*About this exercise:* Leave out each picture. Repeat everything else in the records exactly.

*Records supplied:*
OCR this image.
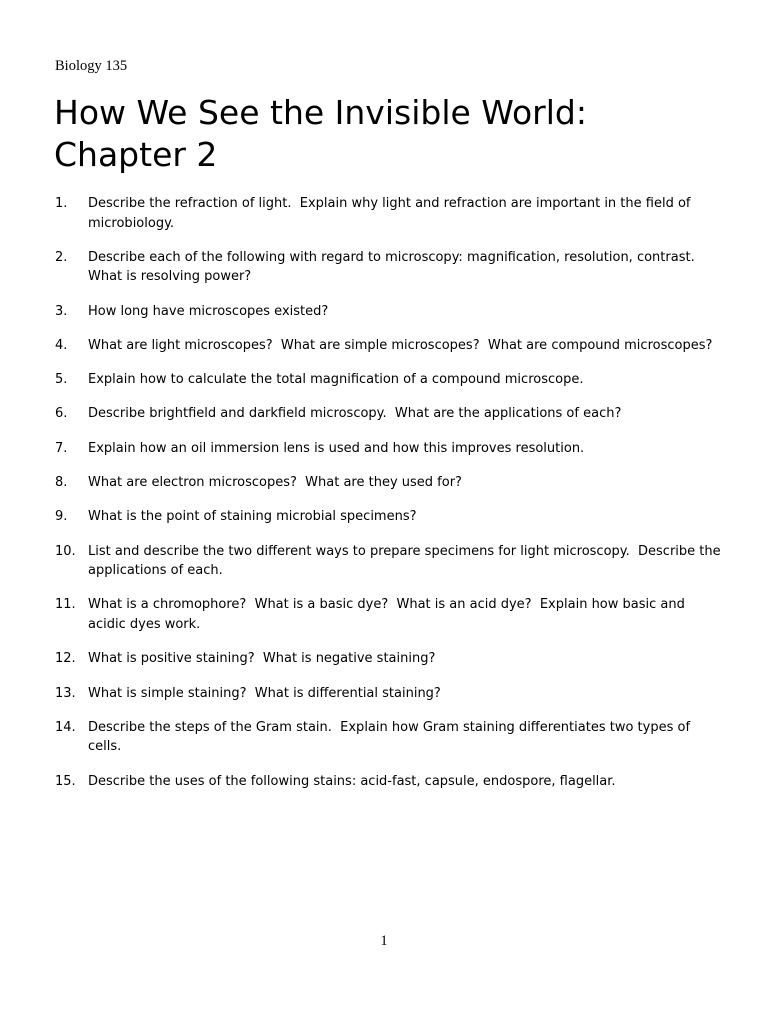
Biology 135
How We See the Invisible World:
Chapter 2
1.	Describe the refraction of light.  Explain why light and refraction are important in the field of microbiology.
2.	Describe each of the following with regard to microscopy: magnification, resolution, contrast.  What is resolving power?
3.	How long have microscopes existed?
4.	What are light microscopes?  What are simple microscopes?  What are compound microscopes?
5.	Explain how to calculate the total magnification of a compound microscope.
6.	Describe brightfield and darkfield microscopy.  What are the applications of each?
7.	Explain how an oil immersion lens is used and how this improves resolution.
8.	What are electron microscopes?  What are they used for?
9.	What is the point of staining microbial specimens?
10. List and describe the two different ways to prepare specimens for light microscopy.  Describe the applications of each.
11. What is a chromophore?  What is a basic dye?  What is an acid dye?  Explain how basic and acidic dyes work.
12. What is positive staining?  What is negative staining?
13. What is simple staining?  What is differential staining?
14. Describe the steps of the Gram stain.  Explain how Gram staining differentiates two types of cells.
15. Describe the uses of the following stains: acid-fast, capsule, endospore, flagellar.
1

*Answer to this exercise:*
OCR this image.
Biology 135
How We See the Invisible World:
Chapter 2
1.	Describe the refraction of light.  Explain why light and refraction are important in the field of microbiology.
2.	Describe each of the following with regard to microscopy: magnification, resolution, contrast.  What is resolving power?
3.	How long have microscopes existed?
4.	What are light microscopes?  What are simple microscopes?  What are compound microscopes?
5.	Explain how to calculate the total magnification of a compound microscope.
6.	Describe brightfield and darkfield microscopy.  What are the applications of each?
7.	Explain how an oil immersion lens is used and how this improves resolution.
8.	What are electron microscopes?  What are they used for?
9.	What is the point of staining microbial specimens?
10. List and describe the two different ways to prepare specimens for light microscopy.  Describe the applications of each.
11. What is a chromophore?  What is a basic dye?  What is an acid dye?  Explain how basic and acidic dyes work.
12. What is positive staining?  What is negative staining?
13. What is simple staining?  What is differential staining?
14. Describe the steps of the Gram stain.  Explain how Gram staining differentiates two types of cells.
15. Describe the uses of the following stains: acid-fast, capsule, endospore, flagellar.
1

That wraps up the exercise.